Can you output the material exactly as written, minus any pictures it holds?
-- Start Dataset records --
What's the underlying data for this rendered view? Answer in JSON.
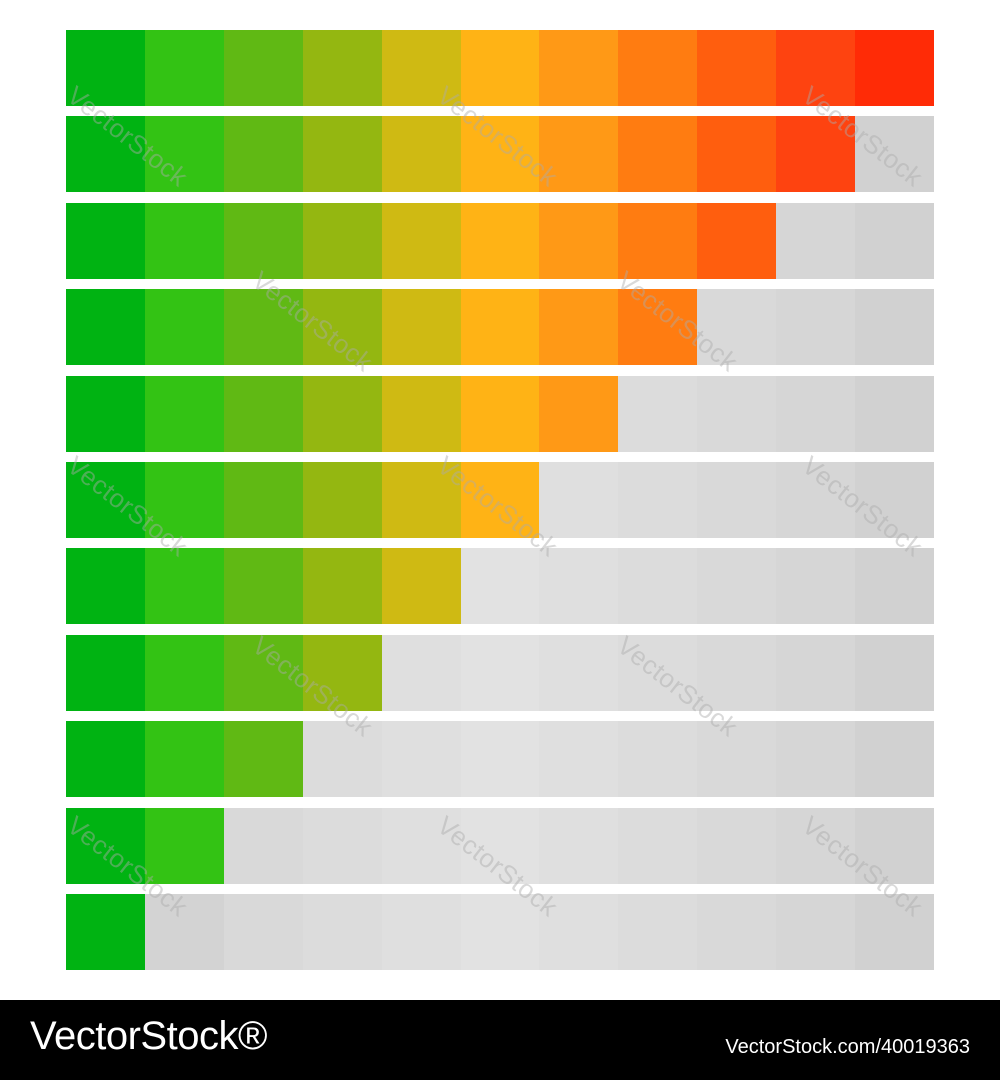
{
  "meter": {
    "segments_total": 11,
    "fill_levels": [
      11,
      10,
      9,
      8,
      7,
      6,
      5,
      4,
      3,
      2,
      1
    ],
    "segment_colors": [
      "#00b312",
      "#33c314",
      "#60b914",
      "#94b711",
      "#cfba13",
      "#ffb315",
      "#ff9916",
      "#ff7c11",
      "#ff5e0e",
      "#fe4310",
      "#ff2b06"
    ],
    "empty_colors": [
      "#d6d6d6",
      "#d3d3d3",
      "#d9d9d9",
      "#dcdcdc",
      "#dfdfdf",
      "#e2e2e2",
      "#dfdfdf",
      "#dcdcdc",
      "#d9d9d9",
      "#d6d6d6",
      "#d1d1d1"
    ]
  },
  "watermark": {
    "text": "VectorStock"
  },
  "footer": {
    "brand": "VectorStock®",
    "stock_id": "VectorStock.com/40019363"
  }
}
-- End Dataset records --
» Answer to this exercise
What's the underlying data for this rendered view? Answer in JSON.
{
  "meter": {
    "segments_total": 11,
    "fill_levels": [
      11,
      10,
      9,
      8,
      7,
      6,
      5,
      4,
      3,
      2,
      1
    ],
    "segment_colors": [
      "#00b312",
      "#33c314",
      "#60b914",
      "#94b711",
      "#cfba13",
      "#ffb315",
      "#ff9916",
      "#ff7c11",
      "#ff5e0e",
      "#fe4310",
      "#ff2b06"
    ],
    "empty_colors": [
      "#d6d6d6",
      "#d3d3d3",
      "#d9d9d9",
      "#dcdcdc",
      "#dfdfdf",
      "#e2e2e2",
      "#dfdfdf",
      "#dcdcdc",
      "#d9d9d9",
      "#d6d6d6",
      "#d1d1d1"
    ]
  },
  "watermark": {
    "text": "VectorStock"
  },
  "footer": {
    "brand": "VectorStock®",
    "stock_id": "VectorStock.com/40019363"
  }
}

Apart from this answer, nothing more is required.